● **Instruction**
Repeat each entry in full, exactly.

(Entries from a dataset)

= = = = = = =

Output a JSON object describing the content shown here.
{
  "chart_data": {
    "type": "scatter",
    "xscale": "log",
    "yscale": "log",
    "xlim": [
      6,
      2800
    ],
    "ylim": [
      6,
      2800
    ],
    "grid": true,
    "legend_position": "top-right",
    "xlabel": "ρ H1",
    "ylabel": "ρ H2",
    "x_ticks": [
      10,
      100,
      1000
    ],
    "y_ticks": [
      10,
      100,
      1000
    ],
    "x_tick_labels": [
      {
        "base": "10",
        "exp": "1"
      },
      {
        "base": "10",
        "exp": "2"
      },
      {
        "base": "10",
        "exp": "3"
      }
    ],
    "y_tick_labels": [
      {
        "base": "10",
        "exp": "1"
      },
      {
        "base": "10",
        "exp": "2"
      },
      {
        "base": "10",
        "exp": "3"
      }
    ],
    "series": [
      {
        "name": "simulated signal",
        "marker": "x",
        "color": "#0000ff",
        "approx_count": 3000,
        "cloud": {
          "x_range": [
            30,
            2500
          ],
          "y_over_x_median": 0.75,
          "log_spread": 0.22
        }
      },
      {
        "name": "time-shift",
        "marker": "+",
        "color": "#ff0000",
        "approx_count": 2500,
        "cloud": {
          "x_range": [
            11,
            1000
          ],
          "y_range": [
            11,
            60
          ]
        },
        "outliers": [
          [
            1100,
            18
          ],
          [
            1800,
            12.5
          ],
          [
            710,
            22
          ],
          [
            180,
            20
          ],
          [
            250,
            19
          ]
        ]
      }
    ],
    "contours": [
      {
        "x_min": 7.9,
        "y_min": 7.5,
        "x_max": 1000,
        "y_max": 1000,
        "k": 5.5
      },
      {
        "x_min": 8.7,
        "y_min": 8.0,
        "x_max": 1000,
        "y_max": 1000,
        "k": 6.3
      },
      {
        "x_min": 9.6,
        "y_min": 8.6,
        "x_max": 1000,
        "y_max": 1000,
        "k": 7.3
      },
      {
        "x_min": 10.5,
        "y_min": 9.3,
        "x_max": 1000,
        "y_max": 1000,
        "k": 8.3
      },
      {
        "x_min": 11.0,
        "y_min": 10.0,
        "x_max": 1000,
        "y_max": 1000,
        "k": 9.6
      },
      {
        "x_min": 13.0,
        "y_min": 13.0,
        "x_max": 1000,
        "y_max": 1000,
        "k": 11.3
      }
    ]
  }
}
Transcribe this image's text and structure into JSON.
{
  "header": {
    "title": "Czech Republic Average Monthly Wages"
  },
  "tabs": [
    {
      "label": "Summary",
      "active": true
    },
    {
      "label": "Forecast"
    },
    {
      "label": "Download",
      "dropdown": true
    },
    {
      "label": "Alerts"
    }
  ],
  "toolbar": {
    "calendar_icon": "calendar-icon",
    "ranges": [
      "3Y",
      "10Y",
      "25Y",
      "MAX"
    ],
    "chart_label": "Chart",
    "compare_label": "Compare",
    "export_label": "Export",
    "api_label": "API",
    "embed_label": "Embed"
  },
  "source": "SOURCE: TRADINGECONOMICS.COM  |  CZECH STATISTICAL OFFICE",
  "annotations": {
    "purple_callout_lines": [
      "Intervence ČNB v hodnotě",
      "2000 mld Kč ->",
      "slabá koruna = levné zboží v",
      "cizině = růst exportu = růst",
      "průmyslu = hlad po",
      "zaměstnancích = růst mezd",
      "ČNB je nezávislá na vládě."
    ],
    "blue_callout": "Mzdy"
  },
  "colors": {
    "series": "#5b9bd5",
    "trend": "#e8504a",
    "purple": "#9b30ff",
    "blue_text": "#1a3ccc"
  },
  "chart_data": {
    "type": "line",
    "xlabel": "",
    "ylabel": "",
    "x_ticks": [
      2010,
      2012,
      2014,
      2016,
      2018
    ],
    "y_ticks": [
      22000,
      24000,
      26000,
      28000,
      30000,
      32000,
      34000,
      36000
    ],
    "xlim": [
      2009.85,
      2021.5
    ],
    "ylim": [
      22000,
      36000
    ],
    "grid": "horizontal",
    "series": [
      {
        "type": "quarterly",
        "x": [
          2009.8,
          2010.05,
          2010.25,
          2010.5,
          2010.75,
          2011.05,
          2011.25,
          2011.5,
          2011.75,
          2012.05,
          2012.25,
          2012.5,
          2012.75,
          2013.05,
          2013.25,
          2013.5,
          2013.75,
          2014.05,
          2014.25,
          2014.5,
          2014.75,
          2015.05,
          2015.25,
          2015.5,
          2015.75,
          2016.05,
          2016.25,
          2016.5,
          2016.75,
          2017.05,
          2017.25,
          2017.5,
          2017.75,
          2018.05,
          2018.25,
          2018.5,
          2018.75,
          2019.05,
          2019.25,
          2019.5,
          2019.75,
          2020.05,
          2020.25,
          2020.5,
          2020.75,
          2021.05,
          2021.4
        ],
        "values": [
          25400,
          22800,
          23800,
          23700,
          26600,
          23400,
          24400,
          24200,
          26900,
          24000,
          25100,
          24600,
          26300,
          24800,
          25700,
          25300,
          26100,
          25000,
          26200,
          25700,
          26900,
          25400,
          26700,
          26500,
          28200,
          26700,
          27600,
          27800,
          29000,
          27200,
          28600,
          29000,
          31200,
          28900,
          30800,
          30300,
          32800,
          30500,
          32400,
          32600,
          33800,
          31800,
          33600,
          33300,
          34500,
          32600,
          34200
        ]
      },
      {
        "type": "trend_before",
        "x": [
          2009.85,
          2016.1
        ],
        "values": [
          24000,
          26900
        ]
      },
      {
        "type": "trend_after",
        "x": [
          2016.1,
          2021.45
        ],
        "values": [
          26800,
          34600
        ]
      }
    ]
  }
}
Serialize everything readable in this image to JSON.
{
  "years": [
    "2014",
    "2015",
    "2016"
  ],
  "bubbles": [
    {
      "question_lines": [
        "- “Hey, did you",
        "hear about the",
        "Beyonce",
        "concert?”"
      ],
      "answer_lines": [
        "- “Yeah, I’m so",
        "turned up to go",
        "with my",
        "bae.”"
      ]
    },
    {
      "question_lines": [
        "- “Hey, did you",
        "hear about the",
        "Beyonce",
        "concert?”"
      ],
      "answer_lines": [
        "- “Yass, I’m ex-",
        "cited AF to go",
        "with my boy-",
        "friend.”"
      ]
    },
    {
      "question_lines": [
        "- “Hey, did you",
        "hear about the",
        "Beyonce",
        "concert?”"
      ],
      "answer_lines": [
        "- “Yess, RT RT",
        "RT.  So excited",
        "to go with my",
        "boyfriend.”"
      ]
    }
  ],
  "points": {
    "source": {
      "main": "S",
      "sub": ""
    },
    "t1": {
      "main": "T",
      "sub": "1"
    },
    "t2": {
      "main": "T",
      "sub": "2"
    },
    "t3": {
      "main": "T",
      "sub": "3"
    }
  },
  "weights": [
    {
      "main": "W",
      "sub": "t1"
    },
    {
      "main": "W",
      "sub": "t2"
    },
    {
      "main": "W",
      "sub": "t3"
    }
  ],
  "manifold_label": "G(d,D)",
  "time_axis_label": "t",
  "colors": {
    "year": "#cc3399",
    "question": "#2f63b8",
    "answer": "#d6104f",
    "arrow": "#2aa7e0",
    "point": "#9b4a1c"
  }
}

= = = = = = =

● **Response to the task**
Output a JSON object describing the content shown here.
{
  "chart_data": {
    "type": "scatter",
    "xscale": "log",
    "yscale": "log",
    "xlim": [
      6,
      2800
    ],
    "ylim": [
      6,
      2800
    ],
    "grid": true,
    "legend_position": "top-right",
    "xlabel": "ρ H1",
    "ylabel": "ρ H2",
    "x_ticks": [
      10,
      100,
      1000
    ],
    "y_ticks": [
      10,
      100,
      1000
    ],
    "x_tick_labels": [
      {
        "base": "10",
        "exp": "1"
      },
      {
        "base": "10",
        "exp": "2"
      },
      {
        "base": "10",
        "exp": "3"
      }
    ],
    "y_tick_labels": [
      {
        "base": "10",
        "exp": "1"
      },
      {
        "base": "10",
        "exp": "2"
      },
      {
        "base": "10",
        "exp": "3"
      }
    ],
    "series": [
      {
        "name": "simulated signal",
        "marker": "x",
        "color": "#0000ff",
        "approx_count": 3000,
        "cloud": {
          "x_range": [
            30,
            2500
          ],
          "y_over_x_median": 0.75,
          "log_spread": 0.22
        }
      },
      {
        "name": "time-shift",
        "marker": "+",
        "color": "#ff0000",
        "approx_count": 2500,
        "cloud": {
          "x_range": [
            11,
            1000
          ],
          "y_range": [
            11,
            60
          ]
        },
        "outliers": [
          [
            1100,
            18
          ],
          [
            1800,
            12.5
          ],
          [
            710,
            22
          ],
          [
            180,
            20
          ],
          [
            250,
            19
          ]
        ]
      }
    ],
    "contours": [
      {
        "x_min": 7.9,
        "y_min": 7.5,
        "x_max": 1000,
        "y_max": 1000,
        "k": 5.5
      },
      {
        "x_min": 8.7,
        "y_min": 8.0,
        "x_max": 1000,
        "y_max": 1000,
        "k": 6.3
      },
      {
        "x_min": 9.6,
        "y_min": 8.6,
        "x_max": 1000,
        "y_max": 1000,
        "k": 7.3
      },
      {
        "x_min": 10.5,
        "y_min": 9.3,
        "x_max": 1000,
        "y_max": 1000,
        "k": 8.3
      },
      {
        "x_min": 11.0,
        "y_min": 10.0,
        "x_max": 1000,
        "y_max": 1000,
        "k": 9.6
      },
      {
        "x_min": 13.0,
        "y_min": 13.0,
        "x_max": 1000,
        "y_max": 1000,
        "k": 11.3
      }
    ]
  }
}
Transcribe this image's text and structure into JSON.
{
  "header": {
    "title": "Czech Republic Average Monthly Wages"
  },
  "tabs": [
    {
      "label": "Summary",
      "active": true
    },
    {
      "label": "Forecast"
    },
    {
      "label": "Download",
      "dropdown": true
    },
    {
      "label": "Alerts"
    }
  ],
  "toolbar": {
    "calendar_icon": "calendar-icon",
    "ranges": [
      "3Y",
      "10Y",
      "25Y",
      "MAX"
    ],
    "chart_label": "Chart",
    "compare_label": "Compare",
    "export_label": "Export",
    "api_label": "API",
    "embed_label": "Embed"
  },
  "source": "SOURCE: TRADINGECONOMICS.COM  |  CZECH STATISTICAL OFFICE",
  "annotations": {
    "purple_callout_lines": [
      "Intervence ČNB v hodnotě",
      "2000 mld Kč ->",
      "slabá koruna = levné zboží v",
      "cizině = růst exportu = růst",
      "průmyslu = hlad po",
      "zaměstnancích = růst mezd",
      "ČNB je nezávislá na vládě."
    ],
    "blue_callout": "Mzdy"
  },
  "colors": {
    "series": "#5b9bd5",
    "trend": "#e8504a",
    "purple": "#9b30ff",
    "blue_text": "#1a3ccc"
  },
  "chart_data": {
    "type": "line",
    "xlabel": "",
    "ylabel": "",
    "x_ticks": [
      2010,
      2012,
      2014,
      2016,
      2018
    ],
    "y_ticks": [
      22000,
      24000,
      26000,
      28000,
      30000,
      32000,
      34000,
      36000
    ],
    "xlim": [
      2009.85,
      2021.5
    ],
    "ylim": [
      22000,
      36000
    ],
    "grid": "horizontal",
    "series": [
      {
        "type": "quarterly",
        "x": [
          2009.8,
          2010.05,
          2010.25,
          2010.5,
          2010.75,
          2011.05,
          2011.25,
          2011.5,
          2011.75,
          2012.05,
          2012.25,
          2012.5,
          2012.75,
          2013.05,
          2013.25,
          2013.5,
          2013.75,
          2014.05,
          2014.25,
          2014.5,
          2014.75,
          2015.05,
          2015.25,
          2015.5,
          2015.75,
          2016.05,
          2016.25,
          2016.5,
          2016.75,
          2017.05,
          2017.25,
          2017.5,
          2017.75,
          2018.05,
          2018.25,
          2018.5,
          2018.75,
          2019.05,
          2019.25,
          2019.5,
          2019.75,
          2020.05,
          2020.25,
          2020.5,
          2020.75,
          2021.05,
          2021.4
        ],
        "values": [
          25400,
          22800,
          23800,
          23700,
          26600,
          23400,
          24400,
          24200,
          26900,
          24000,
          25100,
          24600,
          26300,
          24800,
          25700,
          25300,
          26100,
          25000,
          26200,
          25700,
          26900,
          25400,
          26700,
          26500,
          28200,
          26700,
          27600,
          27800,
          29000,
          27200,
          28600,
          29000,
          31200,
          28900,
          30800,
          30300,
          32800,
          30500,
          32400,
          32600,
          33800,
          31800,
          33600,
          33300,
          34500,
          32600,
          34200
        ]
      },
      {
        "type": "trend_before",
        "x": [
          2009.85,
          2016.1
        ],
        "values": [
          24000,
          26900
        ]
      },
      {
        "type": "trend_after",
        "x": [
          2016.1,
          2021.45
        ],
        "values": [
          26800,
          34600
        ]
      }
    ]
  }
}
Serialize everything readable in this image to JSON.
{
  "years": [
    "2014",
    "2015",
    "2016"
  ],
  "bubbles": [
    {
      "question_lines": [
        "- “Hey, did you",
        "hear about the",
        "Beyonce",
        "concert?”"
      ],
      "answer_lines": [
        "- “Yeah, I’m so",
        "turned up to go",
        "with my",
        "bae.”"
      ]
    },
    {
      "question_lines": [
        "- “Hey, did you",
        "hear about the",
        "Beyonce",
        "concert?”"
      ],
      "answer_lines": [
        "- “Yass, I’m ex-",
        "cited AF to go",
        "with my boy-",
        "friend.”"
      ]
    },
    {
      "question_lines": [
        "- “Hey, did you",
        "hear about the",
        "Beyonce",
        "concert?”"
      ],
      "answer_lines": [
        "- “Yess, RT RT",
        "RT.  So excited",
        "to go with my",
        "boyfriend.”"
      ]
    }
  ],
  "points": {
    "source": {
      "main": "S",
      "sub": ""
    },
    "t1": {
      "main": "T",
      "sub": "1"
    },
    "t2": {
      "main": "T",
      "sub": "2"
    },
    "t3": {
      "main": "T",
      "sub": "3"
    }
  },
  "weights": [
    {
      "main": "W",
      "sub": "t1"
    },
    {
      "main": "W",
      "sub": "t2"
    },
    {
      "main": "W",
      "sub": "t3"
    }
  ],
  "manifold_label": "G(d,D)",
  "time_axis_label": "t",
  "colors": {
    "year": "#cc3399",
    "question": "#2f63b8",
    "answer": "#d6104f",
    "arrow": "#2aa7e0",
    "point": "#9b4a1c"
  }
}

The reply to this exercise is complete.